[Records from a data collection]
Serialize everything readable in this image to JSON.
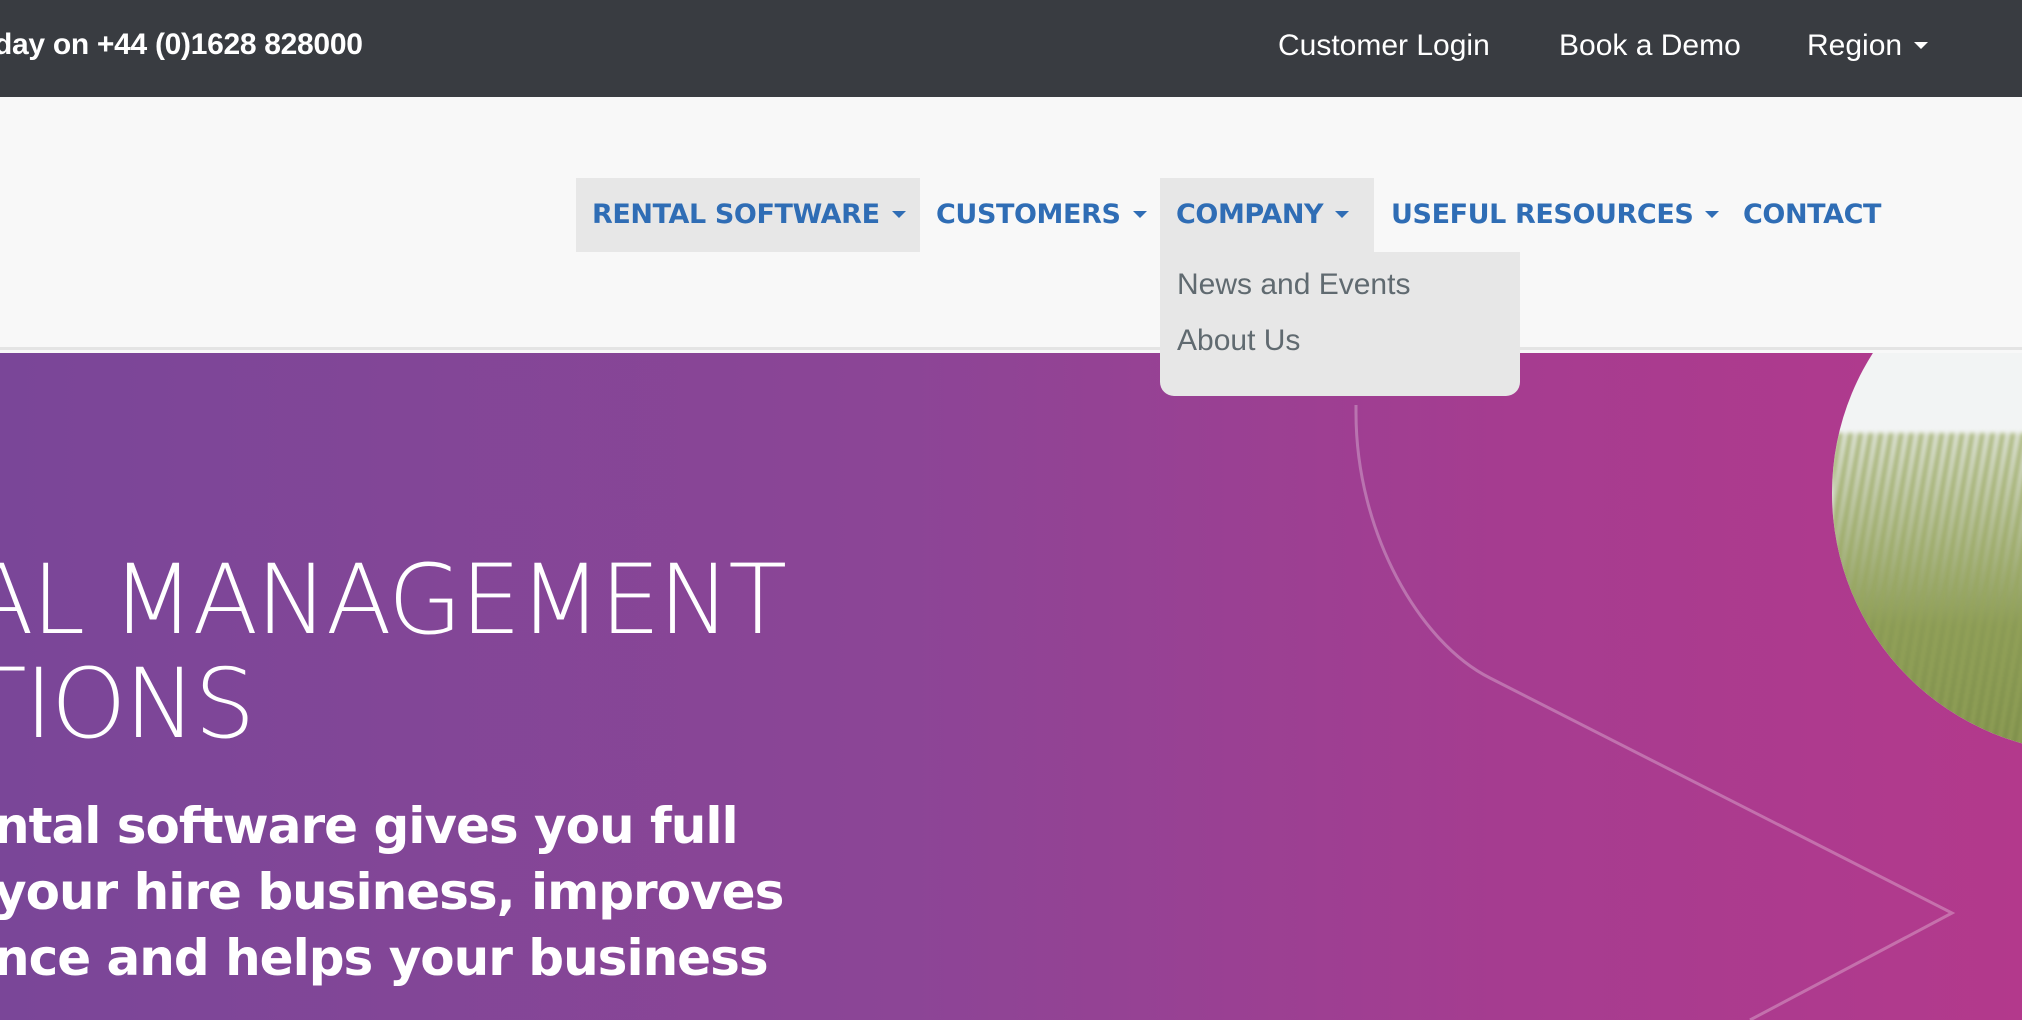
{
  "topbar": {
    "phone_text": "day on +44 (0)1628 828000",
    "links": [
      {
        "label": "Customer Login"
      },
      {
        "label": "Book a Demo"
      },
      {
        "label": "Region",
        "has_dropdown": true
      }
    ],
    "background_color": "#393c41"
  },
  "nav": {
    "items": [
      {
        "label": "RENTAL SOFTWARE",
        "has_dropdown": true,
        "highlighted": true
      },
      {
        "label": "CUSTOMERS",
        "has_dropdown": true,
        "highlighted": false
      },
      {
        "label": "COMPANY",
        "has_dropdown": true,
        "highlighted": true,
        "open": true
      },
      {
        "label": "USEFUL RESOURCES",
        "has_dropdown": true,
        "highlighted": false
      },
      {
        "label": "CONTACT",
        "has_dropdown": false,
        "highlighted": false
      }
    ],
    "link_color": "#2f6db5",
    "company_dropdown": [
      {
        "label": "News and Events"
      },
      {
        "label": "About Us"
      }
    ]
  },
  "hero": {
    "headline_lines": [
      "AL MANAGEMENT",
      "TIONS"
    ],
    "subtext_lines": [
      "ntal software gives you full",
      "your hire business, improves",
      "nce and helps your business"
    ],
    "gradient_start": "#7a4698",
    "gradient_end": "#b3398c",
    "image_semantic": "plant-photo-circle"
  }
}
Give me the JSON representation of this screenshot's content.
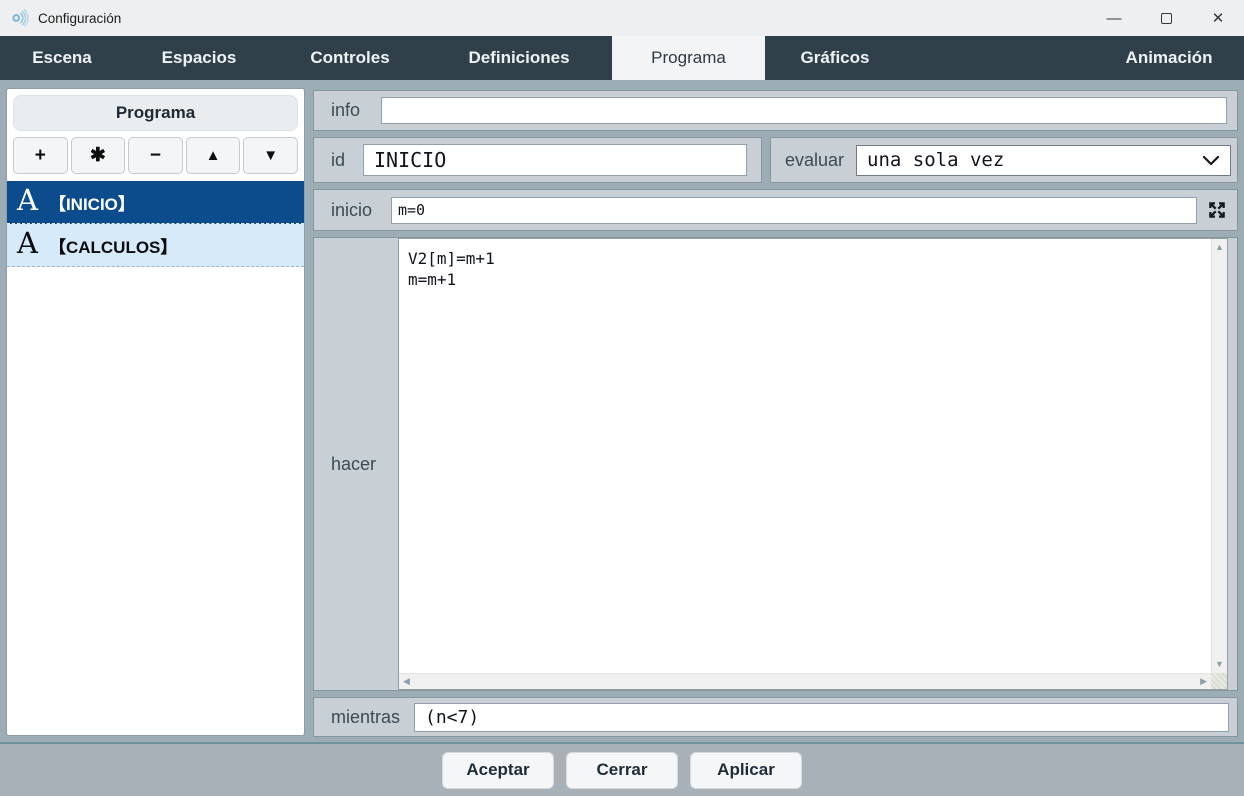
{
  "window": {
    "title": "Configuración",
    "controls": {
      "minimize": "—",
      "close": "✕"
    }
  },
  "tabs": [
    {
      "label": "Escena",
      "selected": false
    },
    {
      "label": "Espacios",
      "selected": false
    },
    {
      "label": "Controles",
      "selected": false
    },
    {
      "label": "Definiciones",
      "selected": false
    },
    {
      "label": "Programa",
      "selected": true
    },
    {
      "label": "Gráficos",
      "selected": false
    },
    {
      "label": "Animación",
      "selected": false
    }
  ],
  "left_panel": {
    "header": "Programa",
    "toolbar": [
      {
        "name": "add",
        "glyph": "+"
      },
      {
        "name": "duplicate",
        "glyph": "✱"
      },
      {
        "name": "remove",
        "glyph": "−"
      },
      {
        "name": "move-up",
        "glyph": "▲"
      },
      {
        "name": "move-down",
        "glyph": "▼"
      }
    ],
    "items": [
      {
        "glyph": "A",
        "label": "【INICIO】",
        "selected": true
      },
      {
        "glyph": "A",
        "label": "【CALCULOS】",
        "selected": false
      }
    ]
  },
  "form": {
    "info": {
      "label": "info",
      "value": ""
    },
    "id": {
      "label": "id",
      "value": "INICIO"
    },
    "evaluar": {
      "label": "evaluar",
      "value": "una sola vez"
    },
    "inicio": {
      "label": "inicio",
      "value": "m=0"
    },
    "hacer": {
      "label": "hacer",
      "code": "V2[m]=m+1\nm=m+1"
    },
    "mientras": {
      "label": "mientras",
      "value": "(n<7)"
    }
  },
  "scrollbars": {
    "up": "▲",
    "down": "▼",
    "left": "◀",
    "right": "▶"
  },
  "footer": {
    "buttons": [
      "Aceptar",
      "Cerrar",
      "Aplicar"
    ]
  },
  "colors": {
    "accent_selected": "#0d4c8c",
    "item_alt": "#d7eafa",
    "tabbar": "#30404a",
    "row_bg": "#c9d0d5",
    "main_bg": "#9dadb6"
  }
}
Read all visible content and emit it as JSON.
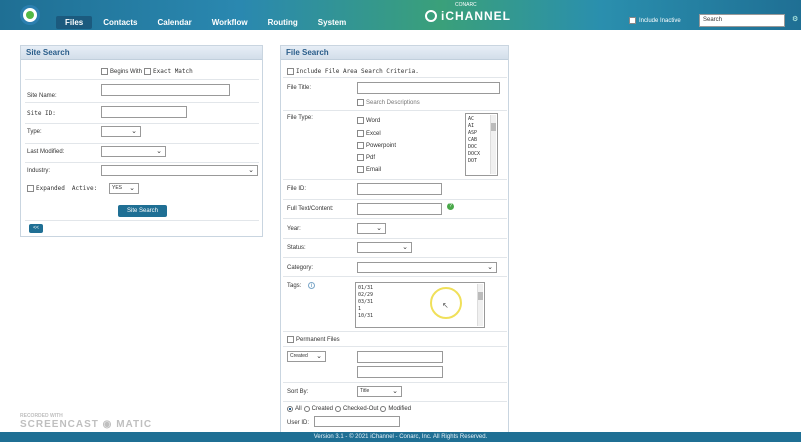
{
  "nav": {
    "items": [
      "Files",
      "Contacts",
      "Calendar",
      "Workflow",
      "Routing",
      "System"
    ],
    "active": "Files"
  },
  "brand": {
    "name": "iCHANNEL",
    "sub": "CONARC"
  },
  "top": {
    "include_inactive_label": "Include Inactive",
    "search_value": "Search"
  },
  "site_search": {
    "title": "Site Search",
    "begins_with": "Begins With",
    "exact_match": "Exact Match",
    "site_name_label": "Site Name:",
    "site_id_label": "Site ID:",
    "type_label": "Type:",
    "last_modified_label": "Last Modified:",
    "industry_label": "Industry:",
    "expanded_label": "Expanded",
    "active_label": "Active:",
    "active_value": "YES",
    "search_button": "Site Search",
    "collapse_button": "<<"
  },
  "file_search": {
    "title": "File Search",
    "include_criteria": "Include File Area Search Criteria.",
    "file_title_label": "File Title:",
    "search_descriptions": "Search Descriptions",
    "file_type_label": "File Type:",
    "file_types": [
      "Word",
      "Excel",
      "Powerpoint",
      "Pdf",
      "Email"
    ],
    "extensions": [
      "AC",
      "AI",
      "ASP",
      "CAB",
      "DOC",
      "DOCX",
      "DOT"
    ],
    "file_id_label": "File ID:",
    "full_text_label": "Full Text/Content:",
    "year_label": "Year:",
    "status_label": "Status:",
    "category_label": "Category:",
    "tags_label": "Tags:",
    "tags": [
      "01/31",
      "02/29",
      "03/31",
      "1",
      "10/31"
    ],
    "permanent_files": "Permanent Files",
    "date_select": "Created",
    "sort_by_label": "Sort By:",
    "sort_by_value": "Title",
    "radio_all": "All",
    "radio_created": "Created",
    "radio_checked_out": "Checked-Out",
    "radio_modified": "Modified",
    "user_id_label": "User ID:"
  },
  "footer": {
    "text": "Version 3.1 - © 2021 iChannel - Conarc, Inc. All Rights Reserved."
  },
  "watermark": {
    "line1": "RECORDED WITH",
    "line2": "SCREENCAST",
    "line3": "MATIC"
  }
}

■ **Short task**
Copy each line in full and exactly, omitting any picture.

■ **Response to the task**
Serialize everything readable in this image to JSON.
{
  "topbar": {
    "phone_text": "day on +44 (0)1628 828000",
    "links": [
      {
        "label": "Customer Login"
      },
      {
        "label": "Book a Demo"
      },
      {
        "label": "Region",
        "has_dropdown": true
      }
    ],
    "background_color": "#393c41"
  },
  "nav": {
    "items": [
      {
        "label": "RENTAL SOFTWARE",
        "has_dropdown": true,
        "highlighted": true
      },
      {
        "label": "CUSTOMERS",
        "has_dropdown": true,
        "highlighted": false
      },
      {
        "label": "COMPANY",
        "has_dropdown": true,
        "highlighted": true,
        "open": true
      },
      {
        "label": "USEFUL RESOURCES",
        "has_dropdown": true,
        "highlighted": false
      },
      {
        "label": "CONTACT",
        "has_dropdown": false,
        "highlighted": false
      }
    ],
    "link_color": "#2f6db5",
    "company_dropdown": [
      {
        "label": "News and Events"
      },
      {
        "label": "About Us"
      }
    ]
  },
  "hero": {
    "headline_lines": [
      "AL MANAGEMENT",
      "TIONS"
    ],
    "subtext_lines": [
      "ntal software gives you full",
      "your hire business, improves",
      "nce and helps your business"
    ],
    "gradient_start": "#7a4698",
    "gradient_end": "#b3398c",
    "image_semantic": "plant-photo-circle"
  }
}
Give me the JSON representation of this screenshot's content.
{
  "window": {
    "title": "Configuración",
    "controls": {
      "minimize": "—",
      "close": "✕"
    }
  },
  "tabs": [
    {
      "label": "Escena",
      "selected": false
    },
    {
      "label": "Espacios",
      "selected": false
    },
    {
      "label": "Controles",
      "selected": false
    },
    {
      "label": "Definiciones",
      "selected": false
    },
    {
      "label": "Programa",
      "selected": true
    },
    {
      "label": "Gráficos",
      "selected": false
    },
    {
      "label": "Animación",
      "selected": false
    }
  ],
  "left_panel": {
    "header": "Programa",
    "toolbar": [
      {
        "name": "add",
        "glyph": "+"
      },
      {
        "name": "duplicate",
        "glyph": "✱"
      },
      {
        "name": "remove",
        "glyph": "−"
      },
      {
        "name": "move-up",
        "glyph": "▲"
      },
      {
        "name": "move-down",
        "glyph": "▼"
      }
    ],
    "items": [
      {
        "glyph": "A",
        "label": "【INICIO】",
        "selected": true
      },
      {
        "glyph": "A",
        "label": "【CALCULOS】",
        "selected": false
      }
    ]
  },
  "form": {
    "info": {
      "label": "info",
      "value": ""
    },
    "id": {
      "label": "id",
      "value": "INICIO"
    },
    "evaluar": {
      "label": "evaluar",
      "value": "una sola vez"
    },
    "inicio": {
      "label": "inicio",
      "value": "m=0"
    },
    "hacer": {
      "label": "hacer",
      "code": "V2[m]=m+1\nm=m+1"
    },
    "mientras": {
      "label": "mientras",
      "value": "(n<7)"
    }
  },
  "scrollbars": {
    "up": "▲",
    "down": "▼",
    "left": "◀",
    "right": "▶"
  },
  "footer": {
    "buttons": [
      "Aceptar",
      "Cerrar",
      "Aplicar"
    ]
  },
  "colors": {
    "accent_selected": "#0d4c8c",
    "item_alt": "#d7eafa",
    "tabbar": "#30404a",
    "row_bg": "#c9d0d5",
    "main_bg": "#9dadb6"
  }
}
Read all visible content and emit it as JSON.
{
  "nav": {
    "items": [
      "Files",
      "Contacts",
      "Calendar",
      "Workflow",
      "Routing",
      "System"
    ],
    "active": "Files"
  },
  "brand": {
    "name": "iCHANNEL",
    "sub": "CONARC"
  },
  "top": {
    "include_inactive_label": "Include Inactive",
    "search_value": "Search"
  },
  "site_search": {
    "title": "Site Search",
    "begins_with": "Begins With",
    "exact_match": "Exact Match",
    "site_name_label": "Site Name:",
    "site_id_label": "Site ID:",
    "type_label": "Type:",
    "last_modified_label": "Last Modified:",
    "industry_label": "Industry:",
    "expanded_label": "Expanded",
    "active_label": "Active:",
    "active_value": "YES",
    "search_button": "Site Search",
    "collapse_button": "<<"
  },
  "file_search": {
    "title": "File Search",
    "include_criteria": "Include File Area Search Criteria.",
    "file_title_label": "File Title:",
    "search_descriptions": "Search Descriptions",
    "file_type_label": "File Type:",
    "file_types": [
      "Word",
      "Excel",
      "Powerpoint",
      "Pdf",
      "Email"
    ],
    "extensions": [
      "AC",
      "AI",
      "ASP",
      "CAB",
      "DOC",
      "DOCX",
      "DOT"
    ],
    "file_id_label": "File ID:",
    "full_text_label": "Full Text/Content:",
    "year_label": "Year:",
    "status_label": "Status:",
    "category_label": "Category:",
    "tags_label": "Tags:",
    "tags": [
      "01/31",
      "02/29",
      "03/31",
      "1",
      "10/31"
    ],
    "permanent_files": "Permanent Files",
    "date_select": "Created",
    "sort_by_label": "Sort By:",
    "sort_by_value": "Title",
    "radio_all": "All",
    "radio_created": "Created",
    "radio_checked_out": "Checked-Out",
    "radio_modified": "Modified",
    "user_id_label": "User ID:"
  },
  "footer": {
    "text": "Version 3.1 - © 2021 iChannel - Conarc, Inc. All Rights Reserved."
  },
  "watermark": {
    "line1": "RECORDED WITH",
    "line2": "SCREENCAST",
    "line3": "MATIC"
  }
}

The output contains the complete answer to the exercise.